What to work on:
Return all of the entries exactly as written.

Rows:
========
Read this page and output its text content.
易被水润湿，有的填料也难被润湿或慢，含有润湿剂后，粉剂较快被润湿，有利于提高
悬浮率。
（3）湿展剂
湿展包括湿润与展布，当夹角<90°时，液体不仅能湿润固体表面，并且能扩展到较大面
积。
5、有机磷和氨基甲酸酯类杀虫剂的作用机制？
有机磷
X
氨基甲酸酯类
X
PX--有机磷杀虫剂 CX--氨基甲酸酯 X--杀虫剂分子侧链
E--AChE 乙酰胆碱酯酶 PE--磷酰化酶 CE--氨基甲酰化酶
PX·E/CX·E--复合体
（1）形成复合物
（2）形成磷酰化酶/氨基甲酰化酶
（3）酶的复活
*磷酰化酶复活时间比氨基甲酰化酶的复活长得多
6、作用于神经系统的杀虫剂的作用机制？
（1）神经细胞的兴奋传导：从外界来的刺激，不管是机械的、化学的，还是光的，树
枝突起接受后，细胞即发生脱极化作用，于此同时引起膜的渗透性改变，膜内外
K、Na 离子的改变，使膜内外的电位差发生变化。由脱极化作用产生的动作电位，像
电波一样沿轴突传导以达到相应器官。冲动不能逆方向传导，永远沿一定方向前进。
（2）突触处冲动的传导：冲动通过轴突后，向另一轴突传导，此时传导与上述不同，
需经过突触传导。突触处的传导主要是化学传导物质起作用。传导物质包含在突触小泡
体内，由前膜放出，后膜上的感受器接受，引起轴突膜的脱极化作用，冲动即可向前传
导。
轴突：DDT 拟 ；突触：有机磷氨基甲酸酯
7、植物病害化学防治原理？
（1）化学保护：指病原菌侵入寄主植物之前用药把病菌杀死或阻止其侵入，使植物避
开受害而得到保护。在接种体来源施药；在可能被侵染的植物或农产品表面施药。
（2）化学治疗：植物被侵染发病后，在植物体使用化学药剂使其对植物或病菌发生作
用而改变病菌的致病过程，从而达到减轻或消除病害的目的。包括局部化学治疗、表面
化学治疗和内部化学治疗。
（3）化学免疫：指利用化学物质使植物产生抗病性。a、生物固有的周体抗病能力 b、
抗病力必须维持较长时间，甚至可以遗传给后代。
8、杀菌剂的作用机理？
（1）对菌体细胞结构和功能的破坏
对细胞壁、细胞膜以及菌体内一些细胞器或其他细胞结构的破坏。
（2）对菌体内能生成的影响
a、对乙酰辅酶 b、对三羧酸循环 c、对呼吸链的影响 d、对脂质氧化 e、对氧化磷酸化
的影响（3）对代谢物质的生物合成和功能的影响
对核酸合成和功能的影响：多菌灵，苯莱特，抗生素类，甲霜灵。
========
Answer for the task:
Read this page and output its text content.
易被水润湿，有的填料也难被润湿或慢，含有润湿剂后，粉剂较快被润湿，有利于提高
悬浮率。
（3）湿展剂
湿展包括湿润与展布，当夹角<90°时，液体不仅能湿润固体表面，并且能扩展到较大面
积。
5、有机磷和氨基甲酸酯类杀虫剂的作用机制？
有机磷
X
氨基甲酸酯类
X
PX--有机磷杀虫剂 CX--氨基甲酸酯 X--杀虫剂分子侧链
E--AChE 乙酰胆碱酯酶 PE--磷酰化酶 CE--氨基甲酰化酶
PX·E/CX·E--复合体
（1）形成复合物
（2）形成磷酰化酶/氨基甲酰化酶
（3）酶的复活
*磷酰化酶复活时间比氨基甲酰化酶的复活长得多
6、作用于神经系统的杀虫剂的作用机制？
（1）神经细胞的兴奋传导：从外界来的刺激，不管是机械的、化学的，还是光的，树
枝突起接受后，细胞即发生脱极化作用，于此同时引起膜的渗透性改变，膜内外
K、Na 离子的改变，使膜内外的电位差发生变化。由脱极化作用产生的动作电位，像
电波一样沿轴突传导以达到相应器官。冲动不能逆方向传导，永远沿一定方向前进。
（2）突触处冲动的传导：冲动通过轴突后，向另一轴突传导，此时传导与上述不同，
需经过突触传导。突触处的传导主要是化学传导物质起作用。传导物质包含在突触小泡
体内，由前膜放出，后膜上的感受器接受，引起轴突膜的脱极化作用，冲动即可向前传
导。
轴突：DDT 拟 ；突触：有机磷氨基甲酸酯
7、植物病害化学防治原理？
（1）化学保护：指病原菌侵入寄主植物之前用药把病菌杀死或阻止其侵入，使植物避
开受害而得到保护。在接种体来源施药；在可能被侵染的植物或农产品表面施药。
（2）化学治疗：植物被侵染发病后，在植物体使用化学药剂使其对植物或病菌发生作
用而改变病菌的致病过程，从而达到减轻或消除病害的目的。包括局部化学治疗、表面
化学治疗和内部化学治疗。
（3）化学免疫：指利用化学物质使植物产生抗病性。a、生物固有的周体抗病能力 b、
抗病力必须维持较长时间，甚至可以遗传给后代。
8、杀菌剂的作用机理？
（1）对菌体细胞结构和功能的破坏
对细胞壁、细胞膜以及菌体内一些细胞器或其他细胞结构的破坏。
（2）对菌体内能生成的影响
a、对乙酰辅酶 b、对三羧酸循环 c、对呼吸链的影响 d、对脂质氧化 e、对氧化磷酸化
的影响（3）对代谢物质的生物合成和功能的影响
对核酸合成和功能的影响：多菌灵，苯莱特，抗生素类，甲霜灵。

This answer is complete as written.